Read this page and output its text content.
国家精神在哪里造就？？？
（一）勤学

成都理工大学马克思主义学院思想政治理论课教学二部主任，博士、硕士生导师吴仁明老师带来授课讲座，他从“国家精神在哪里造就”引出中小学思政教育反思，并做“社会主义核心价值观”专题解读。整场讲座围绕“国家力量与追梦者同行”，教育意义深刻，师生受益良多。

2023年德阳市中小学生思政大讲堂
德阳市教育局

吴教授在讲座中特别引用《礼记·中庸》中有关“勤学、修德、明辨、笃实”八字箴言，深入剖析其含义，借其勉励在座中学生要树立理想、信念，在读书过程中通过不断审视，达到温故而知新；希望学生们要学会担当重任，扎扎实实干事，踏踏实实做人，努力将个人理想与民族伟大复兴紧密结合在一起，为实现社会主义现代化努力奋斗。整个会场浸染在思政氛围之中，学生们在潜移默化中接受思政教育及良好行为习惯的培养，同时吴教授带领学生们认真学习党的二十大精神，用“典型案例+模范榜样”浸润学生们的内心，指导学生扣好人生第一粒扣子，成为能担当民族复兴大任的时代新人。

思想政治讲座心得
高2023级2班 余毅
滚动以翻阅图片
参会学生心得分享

## What you should do:
Using the records above, pull out each line where the word "国家精神在哪里造就" occurs.

## Answer to the problem:
国家精神在哪里造就？？？
成都理工大学马克思主义学院思想政治理论课教学二部主任，博士、硕士生导师吴仁明老师带来授课讲座，他从“国家精神在哪里造就”引出中小学思政教育反思，并做“社会主义核心价值观”专题解读。整场讲座围绕“国家力量与追梦者同行”，教育意义深刻，师生受益良多。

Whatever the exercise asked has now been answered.